BEGIN Material for the task

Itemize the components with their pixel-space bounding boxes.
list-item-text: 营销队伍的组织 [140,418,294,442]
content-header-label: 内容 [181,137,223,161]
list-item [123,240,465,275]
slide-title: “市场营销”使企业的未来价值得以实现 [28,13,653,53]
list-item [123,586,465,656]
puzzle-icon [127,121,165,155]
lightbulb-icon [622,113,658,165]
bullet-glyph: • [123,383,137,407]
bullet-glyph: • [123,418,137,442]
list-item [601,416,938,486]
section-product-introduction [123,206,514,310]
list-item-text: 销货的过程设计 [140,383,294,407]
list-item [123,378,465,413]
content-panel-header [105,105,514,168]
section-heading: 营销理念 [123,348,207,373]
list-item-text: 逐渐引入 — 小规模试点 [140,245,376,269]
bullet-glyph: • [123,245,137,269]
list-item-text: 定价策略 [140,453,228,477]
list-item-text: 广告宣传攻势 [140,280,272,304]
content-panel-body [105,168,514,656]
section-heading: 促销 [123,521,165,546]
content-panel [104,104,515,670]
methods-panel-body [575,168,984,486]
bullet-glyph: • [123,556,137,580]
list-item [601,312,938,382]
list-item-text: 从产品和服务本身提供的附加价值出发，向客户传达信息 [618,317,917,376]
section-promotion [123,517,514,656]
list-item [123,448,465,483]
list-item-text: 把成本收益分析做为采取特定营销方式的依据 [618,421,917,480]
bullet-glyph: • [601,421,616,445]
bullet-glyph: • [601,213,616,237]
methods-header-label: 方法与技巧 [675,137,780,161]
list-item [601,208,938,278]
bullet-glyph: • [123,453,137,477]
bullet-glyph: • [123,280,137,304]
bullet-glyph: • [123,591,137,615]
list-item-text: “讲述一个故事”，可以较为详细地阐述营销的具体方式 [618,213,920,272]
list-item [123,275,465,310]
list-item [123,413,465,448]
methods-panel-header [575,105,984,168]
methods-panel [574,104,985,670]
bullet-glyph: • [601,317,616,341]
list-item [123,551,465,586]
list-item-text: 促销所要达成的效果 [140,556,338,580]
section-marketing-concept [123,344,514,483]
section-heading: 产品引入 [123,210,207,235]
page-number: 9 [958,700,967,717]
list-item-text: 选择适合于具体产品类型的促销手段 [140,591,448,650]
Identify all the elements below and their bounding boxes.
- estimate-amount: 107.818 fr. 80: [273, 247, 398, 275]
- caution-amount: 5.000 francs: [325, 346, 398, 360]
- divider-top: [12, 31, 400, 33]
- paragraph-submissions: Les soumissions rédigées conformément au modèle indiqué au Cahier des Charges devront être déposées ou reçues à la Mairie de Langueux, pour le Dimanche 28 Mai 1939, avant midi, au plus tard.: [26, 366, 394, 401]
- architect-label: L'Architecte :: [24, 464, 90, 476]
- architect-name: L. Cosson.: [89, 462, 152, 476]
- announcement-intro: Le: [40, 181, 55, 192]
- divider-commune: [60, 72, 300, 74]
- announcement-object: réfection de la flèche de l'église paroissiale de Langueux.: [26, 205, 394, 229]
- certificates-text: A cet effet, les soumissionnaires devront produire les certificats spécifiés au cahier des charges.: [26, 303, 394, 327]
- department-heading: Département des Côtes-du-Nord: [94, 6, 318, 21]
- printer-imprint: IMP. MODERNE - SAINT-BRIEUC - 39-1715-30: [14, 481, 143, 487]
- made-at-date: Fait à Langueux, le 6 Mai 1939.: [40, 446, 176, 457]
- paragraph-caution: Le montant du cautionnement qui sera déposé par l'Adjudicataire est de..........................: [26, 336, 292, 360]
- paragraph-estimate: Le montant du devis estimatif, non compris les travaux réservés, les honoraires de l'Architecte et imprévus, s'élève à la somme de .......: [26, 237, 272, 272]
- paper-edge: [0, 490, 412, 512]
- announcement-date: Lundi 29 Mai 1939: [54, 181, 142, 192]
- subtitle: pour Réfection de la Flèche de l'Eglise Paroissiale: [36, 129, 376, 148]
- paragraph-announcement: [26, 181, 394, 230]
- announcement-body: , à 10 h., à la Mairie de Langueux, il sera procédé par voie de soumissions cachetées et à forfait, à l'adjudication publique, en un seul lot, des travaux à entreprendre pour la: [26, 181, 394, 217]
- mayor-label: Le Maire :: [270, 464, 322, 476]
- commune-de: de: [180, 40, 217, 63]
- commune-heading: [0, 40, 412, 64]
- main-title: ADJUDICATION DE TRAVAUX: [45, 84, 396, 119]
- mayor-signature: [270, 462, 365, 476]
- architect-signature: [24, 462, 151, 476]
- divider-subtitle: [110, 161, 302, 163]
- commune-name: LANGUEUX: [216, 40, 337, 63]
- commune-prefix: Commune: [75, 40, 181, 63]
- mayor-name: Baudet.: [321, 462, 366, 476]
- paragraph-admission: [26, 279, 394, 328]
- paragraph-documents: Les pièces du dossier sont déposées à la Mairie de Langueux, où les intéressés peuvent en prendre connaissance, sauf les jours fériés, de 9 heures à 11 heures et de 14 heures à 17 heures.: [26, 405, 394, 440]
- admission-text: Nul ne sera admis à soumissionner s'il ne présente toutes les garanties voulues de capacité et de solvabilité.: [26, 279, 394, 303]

END Material for the task

▸ What to produce: Can you express the items as a Markdown table with the columns Row and Line, covering everything from the start of the items through the line that contains "methods-panel-header [575,105,984,168]", with both ends included? Give one numbered row per line and leave out blank lines.

▸ Written solution:
| Row | Line |
|---|---|
| 1 | Itemize the components with their pixel-space bounding boxes. |
| 2 | list-item-text: 营销队伍的组织 [140,418,294,442] |
| 3 | content-header-label: 内容 [181,137,223,161] |
| 4 | list-item [123,240,465,275] |
| 5 | slide-title: “市场营销”使企业的未来价值得以实现 [28,13,653,53] |
| 6 | list-item [123,586,465,656] |
| 7 | puzzle-icon [127,121,165,155] |
| 8 | lightbulb-icon [622,113,658,165] |
| 9 | bullet-glyph: • [123,383,137,407] |
| 10 | bullet-glyph: • [123,418,137,442] |
| 11 | list-item [601,416,938,486] |
| 12 | section-product-introduction [123,206,514,310] |
| 13 | list-item-text: 销货的过程设计 [140,383,294,407] |
| 14 | list-item [123,378,465,413] |
| 15 | content-panel-header [105,105,514,168] |
| 16 | section-heading: 营销理念 [123,348,207,373] |
| 17 | list-item-text: 逐渐引入 — 小规模试点 [140,245,376,269] |
| 18 | bullet-glyph: • [123,245,137,269] |
| 19 | list-item-text: 定价策略 [140,453,228,477] |
| 20 | list-item-text: 广告宣传攻势 [140,280,272,304] |
| 21 | content-panel-body [105,168,514,656] |
| 22 | section-heading: 促销 [123,521,165,546] |
| 23 | content-panel [104,104,515,670] |
| 24 | methods-panel-body [575,168,984,486] |
| 25 | bullet-glyph: • [123,556,137,580] |
| 26 | list-item [601,312,938,382] |
| 27 | list-item-text: 从产品和服务本身提供的附加价值出发，向客户传达信息 [618,317,917,376] |
| 28 | section-promotion [123,517,514,656] |
| 29 | list-item [123,448,465,483] |
| 30 | list-item-text: 把成本收益分析做为采取特定营销方式的依据 [618,421,917,480] |
| 31 | bullet-glyph: • [601,421,616,445] |
| 32 | bullet-glyph: • [601,213,616,237] |
| 33 | methods-header-label: 方法与技巧 [675,137,780,161] |
| 34 | list-item [601,208,938,278] |
| 35 | bullet-glyph: • [123,453,137,477] |
| 36 | bullet-glyph: • [123,280,137,304] |
| 37 | bullet-glyph: • [123,591,137,615] |
| 38 | list-item-text: “讲述一个故事”，可以较为详细地阐述营销的具体方式 [618,213,920,272] |
| 39 | list-item [123,275,465,310] |
| 40 | list-item [123,413,465,448] |
| 41 | methods-panel-header [575,105,984,168] |